**GOAL**
Write out all the lines again, precisely as they stand, but without the images.

◇ ◇ ◇

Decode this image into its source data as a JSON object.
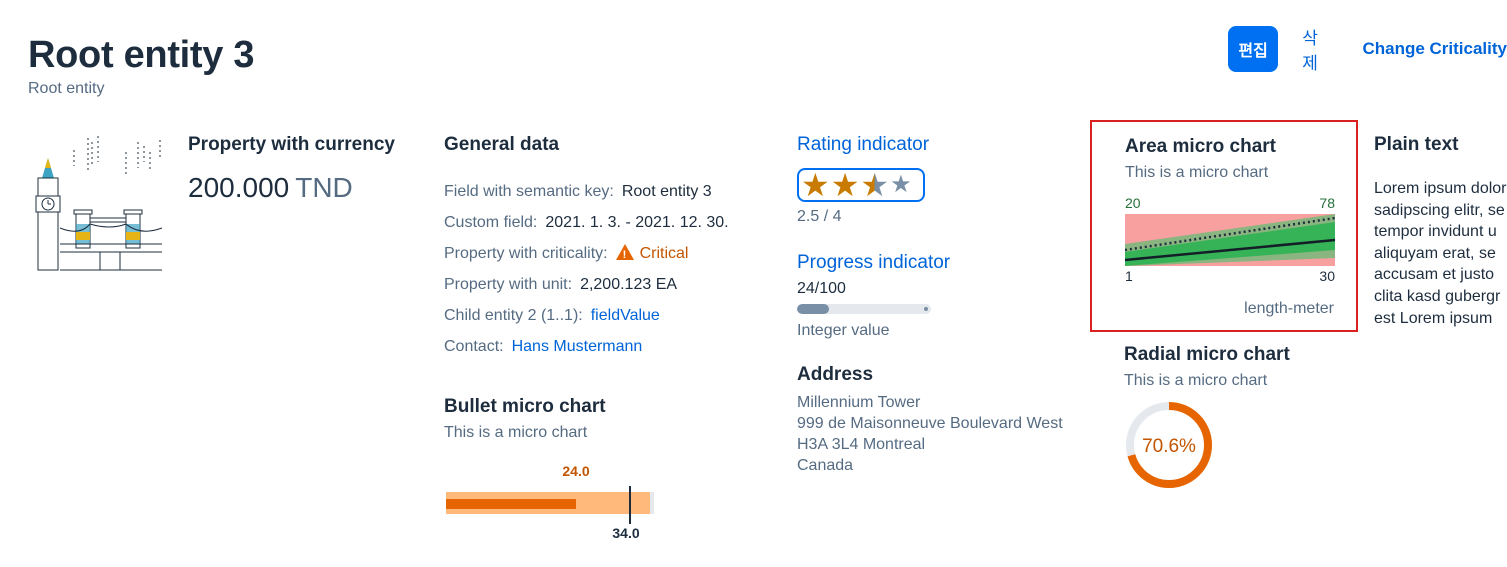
{
  "header": {
    "title": "Root entity 3",
    "subtitle": "Root entity",
    "actions": {
      "edit": "편집",
      "delete": "삭제",
      "change_criticality": "Change Criticality"
    }
  },
  "currency": {
    "label": "Property with currency",
    "amount": "200.000",
    "unit": "TND"
  },
  "general": {
    "title": "General data",
    "fields": {
      "semantic_key_label": "Field with semantic key:",
      "semantic_key_value": "Root entity 3",
      "custom_label": "Custom field:",
      "custom_value": "2021. 1. 3. - 2021. 12. 30.",
      "criticality_label": "Property with criticality:",
      "criticality_value": "Critical",
      "unit_label": "Property with unit:",
      "unit_value": "2,200.123 EA",
      "child_label": "Child entity 2 (1..1):",
      "child_value": "fieldValue",
      "contact_label": "Contact:",
      "contact_value": "Hans Mustermann"
    }
  },
  "bullet": {
    "title": "Bullet micro chart",
    "subtitle": "This is a micro chart",
    "actual_label": "24.0",
    "target_label": "34.0"
  },
  "rating": {
    "title": "Rating indicator",
    "value": 2.5,
    "max": 4,
    "label": "2.5 / 4"
  },
  "progress": {
    "title": "Progress indicator",
    "value_text": "24/100",
    "percent": 24,
    "label": "Integer value"
  },
  "address": {
    "title": "Address",
    "lines": [
      "Millennium Tower",
      "999 de Maisonneuve Boulevard West",
      "H3A 3L4 Montreal",
      "Canada"
    ]
  },
  "area": {
    "title": "Area micro chart",
    "subtitle": "This is a micro chart",
    "start_value": "20",
    "end_value": "78",
    "x_start": "1",
    "x_end": "30",
    "unit": "length-meter"
  },
  "radial": {
    "title": "Radial micro chart",
    "subtitle": "This is a micro chart",
    "value": 70.6,
    "label": "70.6%"
  },
  "plain": {
    "title": "Plain text",
    "text": "Lorem ipsum dolor\nsadipscing elitr, se\ntempor invidunt u\naliquyam erat, se\naccusam et justo\nclita kasd gubergr\nest Lorem ipsum"
  },
  "colors": {
    "accent": "#0070f2",
    "critical": "#e76500",
    "highlight_border": "#d9211f"
  }
}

◇ ◇ ◇

**COMPLETE RESPONSE**
Decode this image into its source data as a JSON object.
{
  "header": {
    "title": "Root entity 3",
    "subtitle": "Root entity",
    "actions": {
      "edit": "편집",
      "delete": "삭제",
      "change_criticality": "Change Criticality"
    }
  },
  "currency": {
    "label": "Property with currency",
    "amount": "200.000",
    "unit": "TND"
  },
  "general": {
    "title": "General data",
    "fields": {
      "semantic_key_label": "Field with semantic key:",
      "semantic_key_value": "Root entity 3",
      "custom_label": "Custom field:",
      "custom_value": "2021. 1. 3. - 2021. 12. 30.",
      "criticality_label": "Property with criticality:",
      "criticality_value": "Critical",
      "unit_label": "Property with unit:",
      "unit_value": "2,200.123 EA",
      "child_label": "Child entity 2 (1..1):",
      "child_value": "fieldValue",
      "contact_label": "Contact:",
      "contact_value": "Hans Mustermann"
    }
  },
  "bullet": {
    "title": "Bullet micro chart",
    "subtitle": "This is a micro chart",
    "actual_label": "24.0",
    "target_label": "34.0"
  },
  "rating": {
    "title": "Rating indicator",
    "value": 2.5,
    "max": 4,
    "label": "2.5 / 4"
  },
  "progress": {
    "title": "Progress indicator",
    "value_text": "24/100",
    "percent": 24,
    "label": "Integer value"
  },
  "address": {
    "title": "Address",
    "lines": [
      "Millennium Tower",
      "999 de Maisonneuve Boulevard West",
      "H3A 3L4 Montreal",
      "Canada"
    ]
  },
  "area": {
    "title": "Area micro chart",
    "subtitle": "This is a micro chart",
    "start_value": "20",
    "end_value": "78",
    "x_start": "1",
    "x_end": "30",
    "unit": "length-meter"
  },
  "radial": {
    "title": "Radial micro chart",
    "subtitle": "This is a micro chart",
    "value": 70.6,
    "label": "70.6%"
  },
  "plain": {
    "title": "Plain text",
    "text": "Lorem ipsum dolor\nsadipscing elitr, se\ntempor invidunt u\naliquyam erat, se\naccusam et justo\nclita kasd gubergr\nest Lorem ipsum"
  },
  "colors": {
    "accent": "#0070f2",
    "critical": "#e76500",
    "highlight_border": "#d9211f"
  }
}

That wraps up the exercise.